A block of data:
>> begin
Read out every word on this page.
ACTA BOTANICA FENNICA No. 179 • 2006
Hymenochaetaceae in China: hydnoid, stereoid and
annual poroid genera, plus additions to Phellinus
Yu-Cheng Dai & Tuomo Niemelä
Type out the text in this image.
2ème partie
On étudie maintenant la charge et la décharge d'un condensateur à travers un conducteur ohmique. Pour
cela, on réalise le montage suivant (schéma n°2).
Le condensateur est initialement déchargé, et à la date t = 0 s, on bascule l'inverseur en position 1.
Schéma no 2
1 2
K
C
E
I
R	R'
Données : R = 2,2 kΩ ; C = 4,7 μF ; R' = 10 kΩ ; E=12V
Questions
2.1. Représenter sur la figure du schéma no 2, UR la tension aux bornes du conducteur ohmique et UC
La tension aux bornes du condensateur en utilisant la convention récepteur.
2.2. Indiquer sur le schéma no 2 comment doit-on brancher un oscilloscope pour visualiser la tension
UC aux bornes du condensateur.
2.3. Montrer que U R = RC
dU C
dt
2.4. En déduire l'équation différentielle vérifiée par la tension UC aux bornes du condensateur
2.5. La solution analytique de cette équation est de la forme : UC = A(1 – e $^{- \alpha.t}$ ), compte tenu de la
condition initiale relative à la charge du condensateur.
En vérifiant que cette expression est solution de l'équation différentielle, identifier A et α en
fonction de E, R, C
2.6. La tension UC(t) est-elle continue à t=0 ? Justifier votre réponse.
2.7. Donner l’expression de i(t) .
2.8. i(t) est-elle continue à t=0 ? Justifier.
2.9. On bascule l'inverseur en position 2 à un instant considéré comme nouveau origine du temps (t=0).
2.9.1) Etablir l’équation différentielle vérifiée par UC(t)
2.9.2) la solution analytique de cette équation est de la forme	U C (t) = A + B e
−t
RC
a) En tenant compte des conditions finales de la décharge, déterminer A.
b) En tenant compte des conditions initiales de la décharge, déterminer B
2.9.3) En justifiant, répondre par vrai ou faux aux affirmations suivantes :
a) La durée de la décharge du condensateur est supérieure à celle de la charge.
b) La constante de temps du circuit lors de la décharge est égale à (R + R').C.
>> end
◆ Problem statement:
Each of the records should be retyped exactly.

◆ Final result:
Read out every word on this page.
ACTA BOTANICA FENNICA No. 179 • 2006
Hymenochaetaceae in China: hydnoid, stereoid and
annual poroid genera, plus additions to Phellinus
Yu-Cheng Dai & Tuomo Niemelä
Type out the text in this image.
2ème partie
On étudie maintenant la charge et la décharge d'un condensateur à travers un conducteur ohmique. Pour
cela, on réalise le montage suivant (schéma n°2).
Le condensateur est initialement déchargé, et à la date t = 0 s, on bascule l'inverseur en position 1.
Schéma no 2
1 2
K
C
E
I
R	R'
Données : R = 2,2 kΩ ; C = 4,7 μF ; R' = 10 kΩ ; E=12V
Questions
2.1. Représenter sur la figure du schéma no 2, UR la tension aux bornes du conducteur ohmique et UC
La tension aux bornes du condensateur en utilisant la convention récepteur.
2.2. Indiquer sur le schéma no 2 comment doit-on brancher un oscilloscope pour visualiser la tension
UC aux bornes du condensateur.
2.3. Montrer que U R = RC
dU C
dt
2.4. En déduire l'équation différentielle vérifiée par la tension UC aux bornes du condensateur
2.5. La solution analytique de cette équation est de la forme : UC = A(1 – e $^{- \alpha.t}$ ), compte tenu de la
condition initiale relative à la charge du condensateur.
En vérifiant que cette expression est solution de l'équation différentielle, identifier A et α en
fonction de E, R, C
2.6. La tension UC(t) est-elle continue à t=0 ? Justifier votre réponse.
2.7. Donner l’expression de i(t) .
2.8. i(t) est-elle continue à t=0 ? Justifier.
2.9. On bascule l'inverseur en position 2 à un instant considéré comme nouveau origine du temps (t=0).
2.9.1) Etablir l’équation différentielle vérifiée par UC(t)
2.9.2) la solution analytique de cette équation est de la forme	U C (t) = A + B e
−t
RC
a) En tenant compte des conditions finales de la décharge, déterminer A.
b) En tenant compte des conditions initiales de la décharge, déterminer B
2.9.3) En justifiant, répondre par vrai ou faux aux affirmations suivantes :
a) La durée de la décharge du condensateur est supérieure à celle de la charge.
b) La constante de temps du circuit lors de la décharge est égale à (R + R').C.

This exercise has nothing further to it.